SELECTED EXCERPT:
Nuclear fuel removed from crippled Japan plant


The operator of Japan’s crippled Fukushima power plant today began removing atomic fuel from inside a building housing one of the reactors that melted down in 2011.
The delicate operation represents the first time the Tokyo Electric Power Co (TEPCO) has pulled out fuel from inside a highly contaminated building containing the melted-down reactor and is already four years behind schedule.
Due to high radiation levels, technicians used remote-controlled equipment to haul fuel from a “storage pool” inside the building.
TEPCO estimates it will take some two years to remove 566 units of nuclear fuel, most of which are already spent.
Engineers needed time to clear earthquake debris inside the building, while overcoming various other technical challenges, said TEPCO spokeswoman
Yuka Matsubara.

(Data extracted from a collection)
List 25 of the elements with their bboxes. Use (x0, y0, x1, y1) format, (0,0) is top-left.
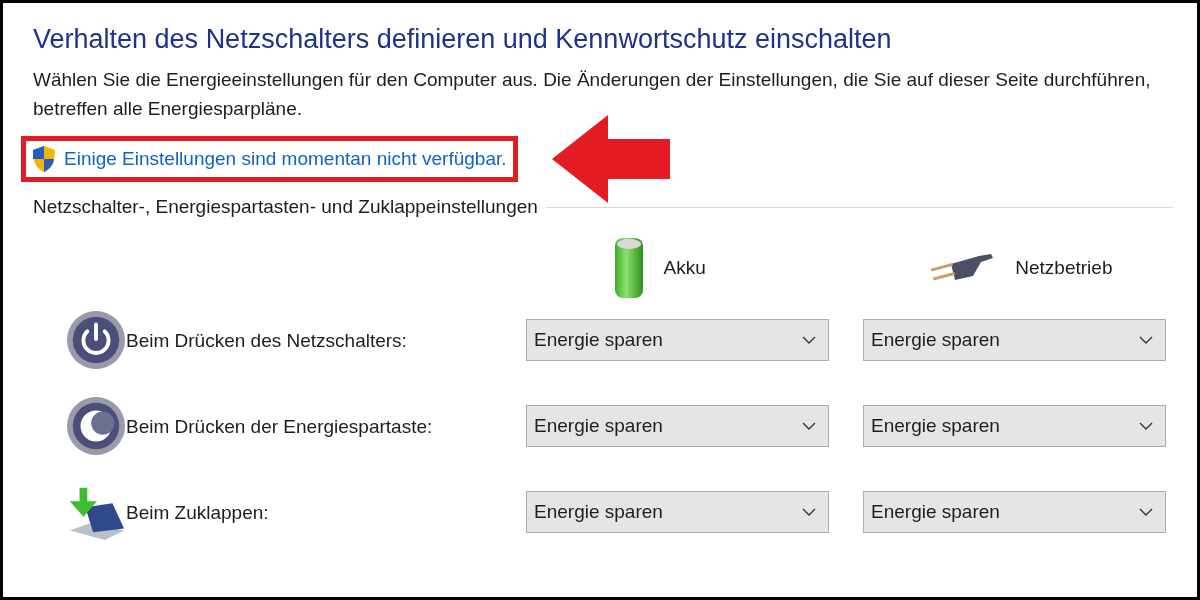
chevron-down-icon (802, 422, 816, 431)
option-dropdown[interactable]: Energie sparen (863, 491, 1166, 534)
option-dropdown[interactable]: Energie sparen (526, 319, 829, 362)
chevron-down-icon (802, 336, 816, 345)
settings-unavailable-link[interactable]: Einige Einstellungen sind momentan nicht verfügbar. (64, 144, 507, 173)
setting-label: Beim Drücken des Netzschalters: (126, 328, 408, 353)
page-title: Verhalten des Netzschalters definieren und Kennwortschutz einschalten (33, 23, 893, 56)
description-text: Wählen Sie die Energieeinstellungen für den Computer aus. Die Änderungen der Einstellungen, die Sie auf dieser Seite durchführen, betreffen alle Energiesparpläne. (33, 67, 1152, 121)
moon-icon (66, 395, 126, 458)
section-title: Netzschalter-, Energiespartasten- und Zuklappeinstellungen (33, 194, 538, 219)
chevron-down-icon (1139, 336, 1153, 345)
chevron-down-icon (1139, 508, 1153, 517)
shield-icon (32, 144, 56, 173)
option-dropdown[interactable]: Energie sparen (526, 491, 829, 534)
setting-label: Beim Drücken der Energiespartaste: (126, 414, 434, 439)
chevron-down-icon (802, 508, 816, 517)
power-icon (66, 309, 126, 372)
option-dropdown[interactable]: Energie sparen (863, 405, 1166, 448)
option-dropdown[interactable]: Energie sparen (526, 405, 829, 448)
chevron-down-icon (1139, 422, 1153, 431)
column-header: Netzbetrieb (1015, 256, 1113, 280)
column-header: Akku (663, 256, 706, 280)
option-dropdown[interactable]: Energie sparen (863, 319, 1166, 362)
battery-icon (613, 236, 644, 301)
setting-label: Beim Zuklappen: (126, 500, 270, 525)
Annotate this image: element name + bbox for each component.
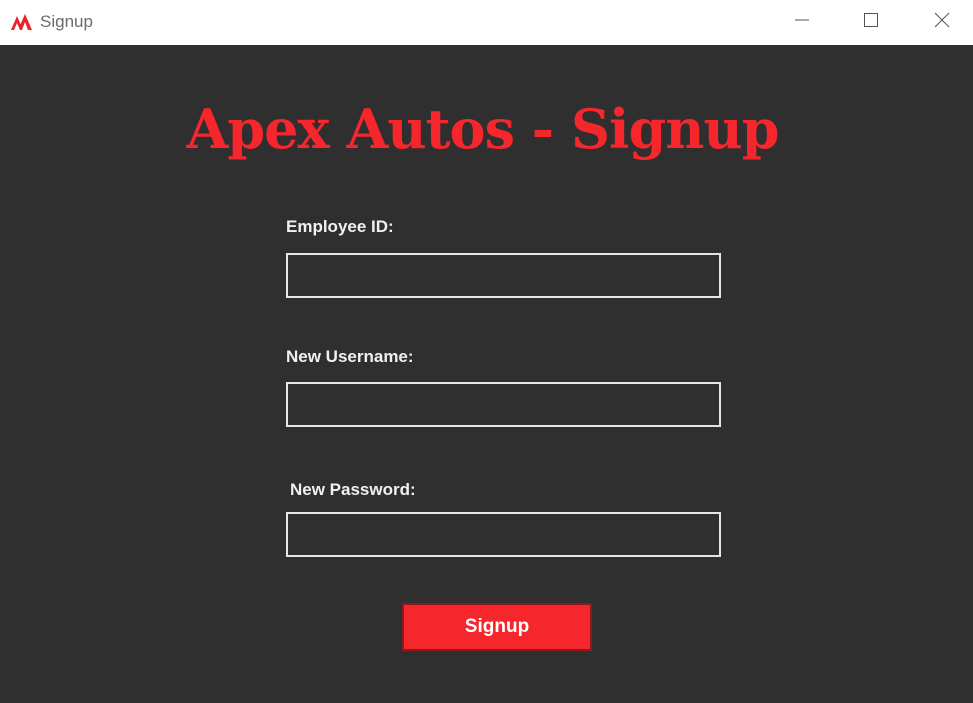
new-password-input[interactable] xyxy=(286,512,721,557)
close-icon xyxy=(934,12,950,33)
signup-form: Apex Autos - Signup Employee ID: New Use… xyxy=(0,45,973,703)
employee-id-input[interactable] xyxy=(286,253,721,298)
maximize-icon xyxy=(863,12,879,33)
minimize-icon xyxy=(794,12,810,33)
employee-id-label: Employee ID: xyxy=(286,217,394,236)
new-username-label: New Username: xyxy=(286,347,414,366)
window-title: Signup xyxy=(40,12,93,31)
signup-button[interactable]: Signup xyxy=(402,603,592,651)
maximize-button[interactable] xyxy=(848,0,894,45)
minimize-button[interactable] xyxy=(779,0,825,45)
new-password-label: New Password: xyxy=(290,480,416,499)
page-title: Apex Autos - Signup xyxy=(186,97,779,161)
close-button[interactable] xyxy=(919,0,965,45)
apex-logo-icon xyxy=(11,12,35,30)
new-username-input[interactable] xyxy=(286,382,721,427)
window-titlebar: Signup xyxy=(0,0,973,45)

PROBLEM REQUIREMENTS: Reproduce the passage of the Fukushima fuel removal article from "The operator of" to "down in 2011.". The data has no connection to the article about fuel removal at the Fukushima plant.

RESPONSE TO THIS TASK:
The operator of Japan’s crippled Fukushima power plant today began removing atomic fuel from inside a building housing one of the reactors that melted down in 2011.